_Goal:_
Read the records below and copy each line that contains "Arai".

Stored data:
▼

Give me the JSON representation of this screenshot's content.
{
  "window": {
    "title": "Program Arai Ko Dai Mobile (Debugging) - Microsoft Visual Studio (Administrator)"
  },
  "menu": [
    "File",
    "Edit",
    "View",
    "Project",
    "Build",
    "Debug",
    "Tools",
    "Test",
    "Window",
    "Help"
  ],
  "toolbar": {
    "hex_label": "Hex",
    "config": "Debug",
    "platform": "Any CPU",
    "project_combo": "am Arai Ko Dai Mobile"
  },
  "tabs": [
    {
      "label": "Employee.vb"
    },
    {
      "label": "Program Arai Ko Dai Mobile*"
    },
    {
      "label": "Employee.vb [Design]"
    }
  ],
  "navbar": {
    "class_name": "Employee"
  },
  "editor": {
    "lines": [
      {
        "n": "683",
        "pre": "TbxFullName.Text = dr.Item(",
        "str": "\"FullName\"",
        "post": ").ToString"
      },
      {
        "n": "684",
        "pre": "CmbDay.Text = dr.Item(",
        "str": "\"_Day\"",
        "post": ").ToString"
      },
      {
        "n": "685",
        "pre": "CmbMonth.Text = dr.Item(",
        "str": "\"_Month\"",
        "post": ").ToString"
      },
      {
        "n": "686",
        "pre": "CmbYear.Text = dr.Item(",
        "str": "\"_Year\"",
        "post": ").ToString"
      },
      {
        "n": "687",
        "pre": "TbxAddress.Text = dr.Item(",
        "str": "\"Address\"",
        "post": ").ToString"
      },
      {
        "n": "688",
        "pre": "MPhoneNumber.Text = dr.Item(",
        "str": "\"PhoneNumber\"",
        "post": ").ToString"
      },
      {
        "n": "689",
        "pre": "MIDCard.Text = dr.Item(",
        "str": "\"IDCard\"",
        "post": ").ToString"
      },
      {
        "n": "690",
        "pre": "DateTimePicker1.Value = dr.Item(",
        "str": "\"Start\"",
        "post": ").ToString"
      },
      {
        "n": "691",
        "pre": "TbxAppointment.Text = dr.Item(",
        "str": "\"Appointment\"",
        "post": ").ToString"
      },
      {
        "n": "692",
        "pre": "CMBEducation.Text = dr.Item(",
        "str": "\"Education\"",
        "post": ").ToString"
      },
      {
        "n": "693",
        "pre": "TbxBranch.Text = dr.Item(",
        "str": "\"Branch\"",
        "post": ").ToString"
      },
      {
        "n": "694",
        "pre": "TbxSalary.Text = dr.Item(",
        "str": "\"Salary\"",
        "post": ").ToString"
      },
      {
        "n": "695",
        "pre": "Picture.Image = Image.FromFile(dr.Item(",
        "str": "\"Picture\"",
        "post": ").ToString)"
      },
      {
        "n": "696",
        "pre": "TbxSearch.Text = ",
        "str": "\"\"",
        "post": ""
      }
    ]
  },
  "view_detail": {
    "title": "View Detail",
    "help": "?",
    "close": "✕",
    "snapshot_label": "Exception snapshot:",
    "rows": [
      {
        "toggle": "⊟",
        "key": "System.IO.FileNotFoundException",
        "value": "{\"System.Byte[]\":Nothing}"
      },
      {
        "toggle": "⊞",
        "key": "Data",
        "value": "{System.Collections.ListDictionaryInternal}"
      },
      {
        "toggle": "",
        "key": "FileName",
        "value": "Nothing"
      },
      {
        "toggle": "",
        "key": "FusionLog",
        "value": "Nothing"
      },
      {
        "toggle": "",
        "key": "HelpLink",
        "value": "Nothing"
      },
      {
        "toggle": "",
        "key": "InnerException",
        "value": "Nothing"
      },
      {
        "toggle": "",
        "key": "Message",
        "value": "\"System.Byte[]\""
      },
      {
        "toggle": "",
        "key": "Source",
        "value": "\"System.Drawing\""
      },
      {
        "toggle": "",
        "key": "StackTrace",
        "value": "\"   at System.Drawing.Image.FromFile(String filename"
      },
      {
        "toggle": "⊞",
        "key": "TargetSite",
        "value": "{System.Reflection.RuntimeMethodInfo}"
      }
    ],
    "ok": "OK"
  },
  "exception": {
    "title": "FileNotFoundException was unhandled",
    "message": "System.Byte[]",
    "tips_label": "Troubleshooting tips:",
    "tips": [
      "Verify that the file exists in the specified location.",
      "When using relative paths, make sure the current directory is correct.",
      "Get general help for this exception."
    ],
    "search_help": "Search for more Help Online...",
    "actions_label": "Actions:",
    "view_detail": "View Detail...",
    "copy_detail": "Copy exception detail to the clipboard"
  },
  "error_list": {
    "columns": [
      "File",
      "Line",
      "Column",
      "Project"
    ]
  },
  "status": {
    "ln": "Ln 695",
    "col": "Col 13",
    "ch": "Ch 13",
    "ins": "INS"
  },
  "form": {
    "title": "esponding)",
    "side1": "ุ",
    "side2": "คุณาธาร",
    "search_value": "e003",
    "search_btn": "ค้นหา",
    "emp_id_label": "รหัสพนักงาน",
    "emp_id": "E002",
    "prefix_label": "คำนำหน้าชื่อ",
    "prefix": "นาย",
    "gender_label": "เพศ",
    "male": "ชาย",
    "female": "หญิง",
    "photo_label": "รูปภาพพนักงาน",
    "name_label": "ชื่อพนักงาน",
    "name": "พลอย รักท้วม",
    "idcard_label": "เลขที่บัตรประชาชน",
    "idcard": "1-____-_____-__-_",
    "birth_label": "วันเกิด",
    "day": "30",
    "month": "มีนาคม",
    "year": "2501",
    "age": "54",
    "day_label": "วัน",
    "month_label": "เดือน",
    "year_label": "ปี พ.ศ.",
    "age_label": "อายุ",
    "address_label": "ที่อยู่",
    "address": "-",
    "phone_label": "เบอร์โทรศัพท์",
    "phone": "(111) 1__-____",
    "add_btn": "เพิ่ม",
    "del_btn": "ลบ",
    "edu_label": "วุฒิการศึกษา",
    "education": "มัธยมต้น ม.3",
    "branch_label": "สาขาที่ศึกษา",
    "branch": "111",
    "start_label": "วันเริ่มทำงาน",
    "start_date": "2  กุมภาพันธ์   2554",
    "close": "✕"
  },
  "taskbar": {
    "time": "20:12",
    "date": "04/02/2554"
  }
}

▲

_Answer in full:_
    "title": "Program Arai Ko Dai Mobile (Debugging) - Microsoft Visual Studio (Administrator)"
    "project_combo": "am Arai Ko Dai Mobile"
      "label": "Program Arai Ko Dai Mobile*"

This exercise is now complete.